§ **Records from a dataset**:
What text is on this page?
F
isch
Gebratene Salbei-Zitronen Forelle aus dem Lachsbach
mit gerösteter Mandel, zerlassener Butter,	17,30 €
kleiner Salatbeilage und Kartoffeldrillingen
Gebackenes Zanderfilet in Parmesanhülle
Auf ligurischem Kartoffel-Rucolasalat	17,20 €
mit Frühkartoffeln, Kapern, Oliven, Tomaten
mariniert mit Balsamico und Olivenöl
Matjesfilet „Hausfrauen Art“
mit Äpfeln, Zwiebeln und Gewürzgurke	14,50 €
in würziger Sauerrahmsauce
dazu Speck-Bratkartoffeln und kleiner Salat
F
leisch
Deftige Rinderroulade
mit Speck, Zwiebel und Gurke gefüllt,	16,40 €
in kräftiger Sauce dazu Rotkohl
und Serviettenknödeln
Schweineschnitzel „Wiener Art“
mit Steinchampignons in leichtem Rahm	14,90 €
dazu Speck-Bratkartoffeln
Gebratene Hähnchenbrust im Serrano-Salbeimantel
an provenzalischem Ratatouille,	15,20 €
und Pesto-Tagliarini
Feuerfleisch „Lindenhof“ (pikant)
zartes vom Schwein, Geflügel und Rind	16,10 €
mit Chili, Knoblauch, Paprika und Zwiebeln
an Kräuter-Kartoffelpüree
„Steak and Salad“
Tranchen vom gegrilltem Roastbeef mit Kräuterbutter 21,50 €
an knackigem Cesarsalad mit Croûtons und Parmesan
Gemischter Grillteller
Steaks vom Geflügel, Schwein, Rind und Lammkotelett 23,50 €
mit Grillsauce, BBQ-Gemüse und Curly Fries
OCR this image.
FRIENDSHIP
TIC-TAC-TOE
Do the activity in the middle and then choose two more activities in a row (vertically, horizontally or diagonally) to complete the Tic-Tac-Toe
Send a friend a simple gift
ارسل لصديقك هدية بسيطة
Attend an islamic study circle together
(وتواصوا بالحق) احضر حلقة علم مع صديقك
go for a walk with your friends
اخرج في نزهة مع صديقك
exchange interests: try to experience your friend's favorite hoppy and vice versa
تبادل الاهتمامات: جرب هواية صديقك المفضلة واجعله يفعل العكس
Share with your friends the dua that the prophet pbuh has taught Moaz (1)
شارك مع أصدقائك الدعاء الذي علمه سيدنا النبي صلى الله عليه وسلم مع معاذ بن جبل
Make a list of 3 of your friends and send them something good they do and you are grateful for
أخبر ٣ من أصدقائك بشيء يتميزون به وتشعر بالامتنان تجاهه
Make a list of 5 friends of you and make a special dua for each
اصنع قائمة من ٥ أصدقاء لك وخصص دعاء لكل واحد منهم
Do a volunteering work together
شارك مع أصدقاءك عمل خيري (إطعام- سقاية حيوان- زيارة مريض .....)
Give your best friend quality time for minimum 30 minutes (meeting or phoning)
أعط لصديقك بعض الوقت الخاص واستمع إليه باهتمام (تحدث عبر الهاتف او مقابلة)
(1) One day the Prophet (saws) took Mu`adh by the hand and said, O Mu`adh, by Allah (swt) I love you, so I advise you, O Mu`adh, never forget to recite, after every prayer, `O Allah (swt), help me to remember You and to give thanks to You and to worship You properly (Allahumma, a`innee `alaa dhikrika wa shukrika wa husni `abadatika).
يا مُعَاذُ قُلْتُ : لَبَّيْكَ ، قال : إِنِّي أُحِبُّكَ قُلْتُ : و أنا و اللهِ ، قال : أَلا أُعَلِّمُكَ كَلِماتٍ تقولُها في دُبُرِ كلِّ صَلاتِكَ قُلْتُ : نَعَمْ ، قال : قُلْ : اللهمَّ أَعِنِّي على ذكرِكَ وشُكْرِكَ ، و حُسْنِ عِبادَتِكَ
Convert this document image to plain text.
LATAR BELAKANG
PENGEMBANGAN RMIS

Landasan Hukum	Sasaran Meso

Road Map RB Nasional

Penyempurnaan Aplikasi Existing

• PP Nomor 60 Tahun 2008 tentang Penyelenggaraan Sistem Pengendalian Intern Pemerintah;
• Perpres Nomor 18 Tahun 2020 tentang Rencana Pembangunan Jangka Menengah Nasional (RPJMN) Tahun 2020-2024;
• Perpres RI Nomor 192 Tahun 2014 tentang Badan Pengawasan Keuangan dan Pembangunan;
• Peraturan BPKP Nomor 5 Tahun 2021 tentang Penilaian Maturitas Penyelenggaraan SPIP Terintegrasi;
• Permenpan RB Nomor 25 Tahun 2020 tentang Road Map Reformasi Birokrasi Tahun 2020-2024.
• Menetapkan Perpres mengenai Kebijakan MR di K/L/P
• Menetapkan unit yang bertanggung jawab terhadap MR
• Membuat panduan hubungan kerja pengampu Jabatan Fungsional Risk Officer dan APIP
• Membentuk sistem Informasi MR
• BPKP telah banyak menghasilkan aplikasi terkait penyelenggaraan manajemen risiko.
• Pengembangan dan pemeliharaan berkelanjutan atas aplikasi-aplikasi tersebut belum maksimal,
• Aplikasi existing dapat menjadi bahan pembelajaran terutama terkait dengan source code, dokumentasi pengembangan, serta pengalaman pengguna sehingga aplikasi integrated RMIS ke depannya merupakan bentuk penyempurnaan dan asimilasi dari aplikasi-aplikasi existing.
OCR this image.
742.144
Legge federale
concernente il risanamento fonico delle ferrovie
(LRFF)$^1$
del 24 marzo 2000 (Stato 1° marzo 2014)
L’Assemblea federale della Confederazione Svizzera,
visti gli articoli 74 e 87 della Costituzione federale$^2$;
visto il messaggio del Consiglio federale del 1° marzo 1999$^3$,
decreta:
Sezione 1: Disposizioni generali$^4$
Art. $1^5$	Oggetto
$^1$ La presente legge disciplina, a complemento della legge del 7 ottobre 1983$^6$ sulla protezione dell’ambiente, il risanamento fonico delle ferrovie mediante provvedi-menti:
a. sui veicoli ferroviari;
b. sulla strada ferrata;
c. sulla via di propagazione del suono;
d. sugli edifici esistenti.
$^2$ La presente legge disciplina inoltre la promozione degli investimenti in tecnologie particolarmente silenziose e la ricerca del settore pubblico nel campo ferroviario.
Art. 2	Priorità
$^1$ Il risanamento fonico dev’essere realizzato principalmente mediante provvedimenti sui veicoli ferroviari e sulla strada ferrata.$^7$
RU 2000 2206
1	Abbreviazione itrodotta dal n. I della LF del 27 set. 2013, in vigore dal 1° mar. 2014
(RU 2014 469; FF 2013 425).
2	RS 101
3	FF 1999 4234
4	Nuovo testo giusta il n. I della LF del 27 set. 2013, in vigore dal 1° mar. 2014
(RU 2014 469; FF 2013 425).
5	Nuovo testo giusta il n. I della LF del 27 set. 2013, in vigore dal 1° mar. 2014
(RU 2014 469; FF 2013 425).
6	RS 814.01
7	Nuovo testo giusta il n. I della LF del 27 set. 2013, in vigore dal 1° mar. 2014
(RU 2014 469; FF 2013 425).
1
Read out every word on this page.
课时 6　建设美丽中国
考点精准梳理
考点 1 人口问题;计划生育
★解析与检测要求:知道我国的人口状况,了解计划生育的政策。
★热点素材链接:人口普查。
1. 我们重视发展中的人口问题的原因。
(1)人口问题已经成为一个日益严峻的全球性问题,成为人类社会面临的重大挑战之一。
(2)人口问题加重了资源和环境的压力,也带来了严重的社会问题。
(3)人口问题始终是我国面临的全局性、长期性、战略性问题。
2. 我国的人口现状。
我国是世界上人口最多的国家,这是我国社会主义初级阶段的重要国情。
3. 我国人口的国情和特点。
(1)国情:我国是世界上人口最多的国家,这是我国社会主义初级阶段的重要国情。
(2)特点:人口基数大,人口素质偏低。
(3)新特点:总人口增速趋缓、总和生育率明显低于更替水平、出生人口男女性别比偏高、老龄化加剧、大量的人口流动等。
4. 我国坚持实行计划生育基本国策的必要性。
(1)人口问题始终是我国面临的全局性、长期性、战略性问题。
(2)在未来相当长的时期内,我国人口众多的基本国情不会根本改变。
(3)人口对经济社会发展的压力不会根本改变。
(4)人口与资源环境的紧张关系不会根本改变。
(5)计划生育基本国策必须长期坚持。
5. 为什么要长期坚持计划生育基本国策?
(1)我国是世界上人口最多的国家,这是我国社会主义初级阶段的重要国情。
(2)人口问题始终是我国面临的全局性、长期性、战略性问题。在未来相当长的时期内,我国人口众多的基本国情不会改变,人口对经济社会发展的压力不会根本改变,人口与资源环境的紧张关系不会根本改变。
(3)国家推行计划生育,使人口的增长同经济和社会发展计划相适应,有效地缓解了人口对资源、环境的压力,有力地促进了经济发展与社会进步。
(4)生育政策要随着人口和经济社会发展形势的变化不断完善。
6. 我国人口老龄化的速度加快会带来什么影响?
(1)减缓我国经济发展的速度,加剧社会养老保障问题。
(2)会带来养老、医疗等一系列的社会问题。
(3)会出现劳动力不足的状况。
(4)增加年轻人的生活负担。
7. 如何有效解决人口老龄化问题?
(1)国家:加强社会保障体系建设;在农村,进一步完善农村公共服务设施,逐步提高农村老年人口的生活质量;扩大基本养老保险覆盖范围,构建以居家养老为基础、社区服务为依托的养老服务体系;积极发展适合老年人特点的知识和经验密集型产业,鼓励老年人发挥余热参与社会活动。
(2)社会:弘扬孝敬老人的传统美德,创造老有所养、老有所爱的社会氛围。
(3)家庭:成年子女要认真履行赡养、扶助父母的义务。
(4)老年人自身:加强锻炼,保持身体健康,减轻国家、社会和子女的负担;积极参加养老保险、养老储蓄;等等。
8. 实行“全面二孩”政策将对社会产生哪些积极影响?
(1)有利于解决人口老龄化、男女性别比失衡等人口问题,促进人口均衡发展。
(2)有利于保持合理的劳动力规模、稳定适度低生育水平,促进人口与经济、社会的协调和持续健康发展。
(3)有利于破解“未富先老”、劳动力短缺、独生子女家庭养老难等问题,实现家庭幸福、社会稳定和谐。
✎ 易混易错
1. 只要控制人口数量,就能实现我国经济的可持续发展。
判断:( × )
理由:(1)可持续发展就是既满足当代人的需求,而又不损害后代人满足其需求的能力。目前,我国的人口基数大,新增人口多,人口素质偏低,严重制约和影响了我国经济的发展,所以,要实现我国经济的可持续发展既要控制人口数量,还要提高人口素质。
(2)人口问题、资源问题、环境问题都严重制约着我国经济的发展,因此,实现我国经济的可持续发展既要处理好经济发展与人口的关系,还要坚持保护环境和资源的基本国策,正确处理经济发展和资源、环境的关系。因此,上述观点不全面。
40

§ **YOUR INSTRUCTIONS**: Examine the records and pull out every line where the string "vigore" occurs.

§ **RESPONSE TO THE EXERCISE**:
1	Abbreviazione itrodotta dal n. I della LF del 27 set. 2013, in vigore dal 1° mar. 2014
4	Nuovo testo giusta il n. I della LF del 27 set. 2013, in vigore dal 1° mar. 2014
5	Nuovo testo giusta il n. I della LF del 27 set. 2013, in vigore dal 1° mar. 2014
7	Nuovo testo giusta il n. I della LF del 27 set. 2013, in vigore dal 1° mar. 2014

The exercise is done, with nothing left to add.